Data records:
..........

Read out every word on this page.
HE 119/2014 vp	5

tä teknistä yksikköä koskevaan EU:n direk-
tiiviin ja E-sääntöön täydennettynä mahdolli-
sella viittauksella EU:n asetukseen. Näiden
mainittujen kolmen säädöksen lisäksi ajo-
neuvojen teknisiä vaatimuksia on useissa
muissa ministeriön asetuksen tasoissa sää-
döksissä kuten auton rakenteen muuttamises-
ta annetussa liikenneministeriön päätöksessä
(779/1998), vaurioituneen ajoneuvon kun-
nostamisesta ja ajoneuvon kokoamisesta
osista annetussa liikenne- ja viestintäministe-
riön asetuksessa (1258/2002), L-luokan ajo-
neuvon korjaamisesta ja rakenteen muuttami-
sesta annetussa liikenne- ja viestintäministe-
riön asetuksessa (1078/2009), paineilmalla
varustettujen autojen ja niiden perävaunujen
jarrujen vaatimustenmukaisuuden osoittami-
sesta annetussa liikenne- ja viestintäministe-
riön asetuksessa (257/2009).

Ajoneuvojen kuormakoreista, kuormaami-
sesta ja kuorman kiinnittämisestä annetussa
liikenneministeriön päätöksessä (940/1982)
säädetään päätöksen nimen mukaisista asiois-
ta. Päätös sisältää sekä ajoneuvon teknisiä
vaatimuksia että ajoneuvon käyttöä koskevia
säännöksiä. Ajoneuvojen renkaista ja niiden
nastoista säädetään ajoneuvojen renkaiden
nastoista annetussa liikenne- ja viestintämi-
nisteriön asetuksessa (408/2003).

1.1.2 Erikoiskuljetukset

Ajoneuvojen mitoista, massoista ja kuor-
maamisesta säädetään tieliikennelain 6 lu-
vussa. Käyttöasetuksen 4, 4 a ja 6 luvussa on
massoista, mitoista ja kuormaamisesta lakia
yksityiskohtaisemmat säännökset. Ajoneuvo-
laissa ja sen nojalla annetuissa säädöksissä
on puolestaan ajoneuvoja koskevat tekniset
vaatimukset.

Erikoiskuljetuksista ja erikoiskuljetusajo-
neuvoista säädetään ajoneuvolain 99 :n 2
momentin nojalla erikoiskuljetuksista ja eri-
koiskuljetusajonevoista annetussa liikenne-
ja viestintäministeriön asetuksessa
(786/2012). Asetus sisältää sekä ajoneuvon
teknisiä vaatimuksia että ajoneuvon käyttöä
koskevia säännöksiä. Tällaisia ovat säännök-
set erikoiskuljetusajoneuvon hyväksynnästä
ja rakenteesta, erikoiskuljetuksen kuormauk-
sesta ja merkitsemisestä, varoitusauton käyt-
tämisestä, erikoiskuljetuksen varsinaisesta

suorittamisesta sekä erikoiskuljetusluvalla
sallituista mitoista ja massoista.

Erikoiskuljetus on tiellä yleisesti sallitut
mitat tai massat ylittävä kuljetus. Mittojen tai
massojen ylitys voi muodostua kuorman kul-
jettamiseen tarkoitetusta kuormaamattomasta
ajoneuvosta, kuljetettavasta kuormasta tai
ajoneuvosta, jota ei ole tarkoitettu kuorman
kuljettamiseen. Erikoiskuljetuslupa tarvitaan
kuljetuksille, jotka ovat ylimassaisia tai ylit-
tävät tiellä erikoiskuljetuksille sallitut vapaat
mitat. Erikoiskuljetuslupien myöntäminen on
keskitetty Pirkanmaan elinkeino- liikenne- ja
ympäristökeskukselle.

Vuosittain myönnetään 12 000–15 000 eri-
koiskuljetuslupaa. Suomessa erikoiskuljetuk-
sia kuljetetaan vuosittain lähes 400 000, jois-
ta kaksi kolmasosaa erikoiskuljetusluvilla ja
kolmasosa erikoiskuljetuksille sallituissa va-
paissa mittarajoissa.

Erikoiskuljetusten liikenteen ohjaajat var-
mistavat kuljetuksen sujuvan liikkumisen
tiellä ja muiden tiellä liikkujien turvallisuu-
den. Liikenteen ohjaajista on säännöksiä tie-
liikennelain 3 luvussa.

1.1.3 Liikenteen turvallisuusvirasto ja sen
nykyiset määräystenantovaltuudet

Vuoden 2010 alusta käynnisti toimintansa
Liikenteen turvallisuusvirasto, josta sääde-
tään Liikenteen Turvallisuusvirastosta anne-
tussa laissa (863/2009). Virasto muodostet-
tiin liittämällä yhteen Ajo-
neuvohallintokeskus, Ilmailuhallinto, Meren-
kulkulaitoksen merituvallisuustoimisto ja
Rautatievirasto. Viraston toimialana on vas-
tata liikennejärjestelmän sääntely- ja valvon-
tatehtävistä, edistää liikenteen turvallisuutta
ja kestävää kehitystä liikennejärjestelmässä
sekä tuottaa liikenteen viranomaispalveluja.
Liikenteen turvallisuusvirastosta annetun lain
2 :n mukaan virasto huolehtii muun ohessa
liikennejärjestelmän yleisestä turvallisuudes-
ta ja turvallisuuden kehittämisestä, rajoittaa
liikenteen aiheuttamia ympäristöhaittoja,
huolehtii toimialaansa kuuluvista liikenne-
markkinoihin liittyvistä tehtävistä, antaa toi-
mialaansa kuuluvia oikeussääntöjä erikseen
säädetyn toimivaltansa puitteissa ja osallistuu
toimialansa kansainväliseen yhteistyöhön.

..........

### What you are asked to do
Copy the material above, line for line.

### Response to the task
Read out every word on this page.
HE 119/2014 vp	5

tä teknistä yksikköä koskevaan EU:n direk-
tiiviin ja E-sääntöön täydennettynä mahdolli-
sella viittauksella EU:n asetukseen. Näiden
mainittujen kolmen säädöksen lisäksi ajo-
neuvojen teknisiä vaatimuksia on useissa
muissa ministeriön asetuksen tasoissa sää-
döksissä kuten auton rakenteen muuttamises-
ta annetussa liikenneministeriön päätöksessä
(779/1998), vaurioituneen ajoneuvon kun-
nostamisesta ja ajoneuvon kokoamisesta
osista annetussa liikenne- ja viestintäministe-
riön asetuksessa (1258/2002), L-luokan ajo-
neuvon korjaamisesta ja rakenteen muuttami-
sesta annetussa liikenne- ja viestintäministe-
riön asetuksessa (1078/2009), paineilmalla
varustettujen autojen ja niiden perävaunujen
jarrujen vaatimustenmukaisuuden osoittami-
sesta annetussa liikenne- ja viestintäministe-
riön asetuksessa (257/2009).

Ajoneuvojen kuormakoreista, kuormaami-
sesta ja kuorman kiinnittämisestä annetussa
liikenneministeriön päätöksessä (940/1982)
säädetään päätöksen nimen mukaisista asiois-
ta. Päätös sisältää sekä ajoneuvon teknisiä
vaatimuksia että ajoneuvon käyttöä koskevia
säännöksiä. Ajoneuvojen renkaista ja niiden
nastoista säädetään ajoneuvojen renkaiden
nastoista annetussa liikenne- ja viestintämi-
nisteriön asetuksessa (408/2003).

1.1.2 Erikoiskuljetukset

Ajoneuvojen mitoista, massoista ja kuor-
maamisesta säädetään tieliikennelain 6 lu-
vussa. Käyttöasetuksen 4, 4 a ja 6 luvussa on
massoista, mitoista ja kuormaamisesta lakia
yksityiskohtaisemmat säännökset. Ajoneuvo-
laissa ja sen nojalla annetuissa säädöksissä
on puolestaan ajoneuvoja koskevat tekniset
vaatimukset.

Erikoiskuljetuksista ja erikoiskuljetusajo-
neuvoista säädetään ajoneuvolain 99 :n 2
momentin nojalla erikoiskuljetuksista ja eri-
koiskuljetusajonevoista annetussa liikenne-
ja viestintäministeriön asetuksessa
(786/2012). Asetus sisältää sekä ajoneuvon
teknisiä vaatimuksia että ajoneuvon käyttöä
koskevia säännöksiä. Tällaisia ovat säännök-
set erikoiskuljetusajoneuvon hyväksynnästä
ja rakenteesta, erikoiskuljetuksen kuormauk-
sesta ja merkitsemisestä, varoitusauton käyt-
tämisestä, erikoiskuljetuksen varsinaisesta

suorittamisesta sekä erikoiskuljetusluvalla
sallituista mitoista ja massoista.

Erikoiskuljetus on tiellä yleisesti sallitut
mitat tai massat ylittävä kuljetus. Mittojen tai
massojen ylitys voi muodostua kuorman kul-
jettamiseen tarkoitetusta kuormaamattomasta
ajoneuvosta, kuljetettavasta kuormasta tai
ajoneuvosta, jota ei ole tarkoitettu kuorman
kuljettamiseen. Erikoiskuljetuslupa tarvitaan
kuljetuksille, jotka ovat ylimassaisia tai ylit-
tävät tiellä erikoiskuljetuksille sallitut vapaat
mitat. Erikoiskuljetuslupien myöntäminen on
keskitetty Pirkanmaan elinkeino- liikenne- ja
ympäristökeskukselle.

Vuosittain myönnetään 12 000–15 000 eri-
koiskuljetuslupaa. Suomessa erikoiskuljetuk-
sia kuljetetaan vuosittain lähes 400 000, jois-
ta kaksi kolmasosaa erikoiskuljetusluvilla ja
kolmasosa erikoiskuljetuksille sallituissa va-
paissa mittarajoissa.

Erikoiskuljetusten liikenteen ohjaajat var-
mistavat kuljetuksen sujuvan liikkumisen
tiellä ja muiden tiellä liikkujien turvallisuu-
den. Liikenteen ohjaajista on säännöksiä tie-
liikennelain 3 luvussa.

1.1.3 Liikenteen turvallisuusvirasto ja sen
nykyiset määräystenantovaltuudet

Vuoden 2010 alusta käynnisti toimintansa
Liikenteen turvallisuusvirasto, josta sääde-
tään Liikenteen Turvallisuusvirastosta anne-
tussa laissa (863/2009). Virasto muodostet-
tiin liittämällä yhteen Ajo-
neuvohallintokeskus, Ilmailuhallinto, Meren-
kulkulaitoksen merituvallisuustoimisto ja
Rautatievirasto. Viraston toimialana on vas-
tata liikennejärjestelmän sääntely- ja valvon-
tatehtävistä, edistää liikenteen turvallisuutta
ja kestävää kehitystä liikennejärjestelmässä
sekä tuottaa liikenteen viranomaispalveluja.
Liikenteen turvallisuusvirastosta annetun lain
2 :n mukaan virasto huolehtii muun ohessa
liikennejärjestelmän yleisestä turvallisuudes-
ta ja turvallisuuden kehittämisestä, rajoittaa
liikenteen aiheuttamia ympäristöhaittoja,
huolehtii toimialaansa kuuluvista liikenne-
markkinoihin liittyvistä tehtävistä, antaa toi-
mialaansa kuuluvia oikeussääntöjä erikseen
säädetyn toimivaltansa puitteissa ja osallistuu
toimialansa kansainväliseen yhteistyöhön.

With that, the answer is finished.